Your task —
Extract the complete listing and repeat it word for word.

-*-

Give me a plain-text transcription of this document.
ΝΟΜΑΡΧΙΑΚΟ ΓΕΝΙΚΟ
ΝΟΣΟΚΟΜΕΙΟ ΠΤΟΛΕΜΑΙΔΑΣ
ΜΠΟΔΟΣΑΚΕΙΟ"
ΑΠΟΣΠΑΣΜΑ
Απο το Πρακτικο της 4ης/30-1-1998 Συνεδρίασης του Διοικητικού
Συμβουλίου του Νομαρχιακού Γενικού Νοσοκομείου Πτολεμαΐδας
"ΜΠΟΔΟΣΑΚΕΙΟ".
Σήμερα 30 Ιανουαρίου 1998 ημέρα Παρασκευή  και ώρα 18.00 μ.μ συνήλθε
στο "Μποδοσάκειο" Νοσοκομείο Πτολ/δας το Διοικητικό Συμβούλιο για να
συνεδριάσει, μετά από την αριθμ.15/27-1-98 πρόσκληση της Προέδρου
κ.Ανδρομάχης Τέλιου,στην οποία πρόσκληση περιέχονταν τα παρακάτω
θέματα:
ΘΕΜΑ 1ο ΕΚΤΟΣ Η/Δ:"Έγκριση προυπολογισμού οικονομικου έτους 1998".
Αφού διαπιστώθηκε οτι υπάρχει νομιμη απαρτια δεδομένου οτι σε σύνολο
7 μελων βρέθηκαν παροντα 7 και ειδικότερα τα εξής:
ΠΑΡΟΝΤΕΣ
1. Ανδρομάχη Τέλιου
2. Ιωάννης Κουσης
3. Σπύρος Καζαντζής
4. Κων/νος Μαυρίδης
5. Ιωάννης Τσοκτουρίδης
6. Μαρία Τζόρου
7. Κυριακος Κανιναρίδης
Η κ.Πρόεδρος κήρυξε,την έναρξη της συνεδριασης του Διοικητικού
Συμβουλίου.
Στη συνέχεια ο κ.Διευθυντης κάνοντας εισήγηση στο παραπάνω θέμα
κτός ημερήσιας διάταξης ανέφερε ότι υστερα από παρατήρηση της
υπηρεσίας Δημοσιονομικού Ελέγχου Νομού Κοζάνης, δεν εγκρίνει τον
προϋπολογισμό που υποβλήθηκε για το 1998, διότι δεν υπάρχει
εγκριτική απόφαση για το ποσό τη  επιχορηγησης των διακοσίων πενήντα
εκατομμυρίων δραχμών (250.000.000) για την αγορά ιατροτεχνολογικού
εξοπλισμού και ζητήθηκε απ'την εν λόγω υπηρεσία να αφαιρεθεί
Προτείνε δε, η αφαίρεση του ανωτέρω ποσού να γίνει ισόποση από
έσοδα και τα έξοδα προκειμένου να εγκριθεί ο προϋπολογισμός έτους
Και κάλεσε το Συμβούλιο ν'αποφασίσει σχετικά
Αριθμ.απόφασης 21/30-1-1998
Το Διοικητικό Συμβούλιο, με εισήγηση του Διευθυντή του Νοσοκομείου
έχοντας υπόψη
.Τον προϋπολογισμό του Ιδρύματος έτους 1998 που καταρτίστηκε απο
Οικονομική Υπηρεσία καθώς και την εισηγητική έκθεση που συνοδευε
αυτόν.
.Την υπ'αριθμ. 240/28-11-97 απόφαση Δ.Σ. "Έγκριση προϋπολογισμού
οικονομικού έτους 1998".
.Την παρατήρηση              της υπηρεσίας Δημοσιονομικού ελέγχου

-*-

Full answer —
Give me a plain-text transcription of this document.
ΝΟΜΑΡΧΙΑΚΟ ΓΕΝΙΚΟ
ΝΟΣΟΚΟΜΕΙΟ ΠΤΟΛΕΜΑΙΔΑΣ
ΜΠΟΔΟΣΑΚΕΙΟ"
ΑΠΟΣΠΑΣΜΑ
Απο το Πρακτικο της 4ης/30-1-1998 Συνεδρίασης του Διοικητικού
Συμβουλίου του Νομαρχιακού Γενικού Νοσοκομείου Πτολεμαΐδας
"ΜΠΟΔΟΣΑΚΕΙΟ".
Σήμερα 30 Ιανουαρίου 1998 ημέρα Παρασκευή  και ώρα 18.00 μ.μ συνήλθε
στο "Μποδοσάκειο" Νοσοκομείο Πτολ/δας το Διοικητικό Συμβούλιο για να
συνεδριάσει, μετά από την αριθμ.15/27-1-98 πρόσκληση της Προέδρου
κ.Ανδρομάχης Τέλιου,στην οποία πρόσκληση περιέχονταν τα παρακάτω
θέματα:
ΘΕΜΑ 1ο ΕΚΤΟΣ Η/Δ:"Έγκριση προυπολογισμού οικονομικου έτους 1998".
Αφού διαπιστώθηκε οτι υπάρχει νομιμη απαρτια δεδομένου οτι σε σύνολο
7 μελων βρέθηκαν παροντα 7 και ειδικότερα τα εξής:
ΠΑΡΟΝΤΕΣ
1. Ανδρομάχη Τέλιου
2. Ιωάννης Κουσης
3. Σπύρος Καζαντζής
4. Κων/νος Μαυρίδης
5. Ιωάννης Τσοκτουρίδης
6. Μαρία Τζόρου
7. Κυριακος Κανιναρίδης
Η κ.Πρόεδρος κήρυξε,την έναρξη της συνεδριασης του Διοικητικού
Συμβουλίου.
Στη συνέχεια ο κ.Διευθυντης κάνοντας εισήγηση στο παραπάνω θέμα
κτός ημερήσιας διάταξης ανέφερε ότι υστερα από παρατήρηση της
υπηρεσίας Δημοσιονομικού Ελέγχου Νομού Κοζάνης, δεν εγκρίνει τον
προϋπολογισμό που υποβλήθηκε για το 1998, διότι δεν υπάρχει
εγκριτική απόφαση για το ποσό τη  επιχορηγησης των διακοσίων πενήντα
εκατομμυρίων δραχμών (250.000.000) για την αγορά ιατροτεχνολογικού
εξοπλισμού και ζητήθηκε απ'την εν λόγω υπηρεσία να αφαιρεθεί
Προτείνε δε, η αφαίρεση του ανωτέρω ποσού να γίνει ισόποση από
έσοδα και τα έξοδα προκειμένου να εγκριθεί ο προϋπολογισμός έτους
Και κάλεσε το Συμβούλιο ν'αποφασίσει σχετικά
Αριθμ.απόφασης 21/30-1-1998
Το Διοικητικό Συμβούλιο, με εισήγηση του Διευθυντή του Νοσοκομείου
έχοντας υπόψη
.Τον προϋπολογισμό του Ιδρύματος έτους 1998 που καταρτίστηκε απο
Οικονομική Υπηρεσία καθώς και την εισηγητική έκθεση που συνοδευε
αυτόν.
.Την υπ'αριθμ. 240/28-11-97 απόφαση Δ.Σ. "Έγκριση προϋπολογισμού
οικονομικού έτους 1998".
.Την παρατήρηση              της υπηρεσίας Δημοσιονομικού ελέγχου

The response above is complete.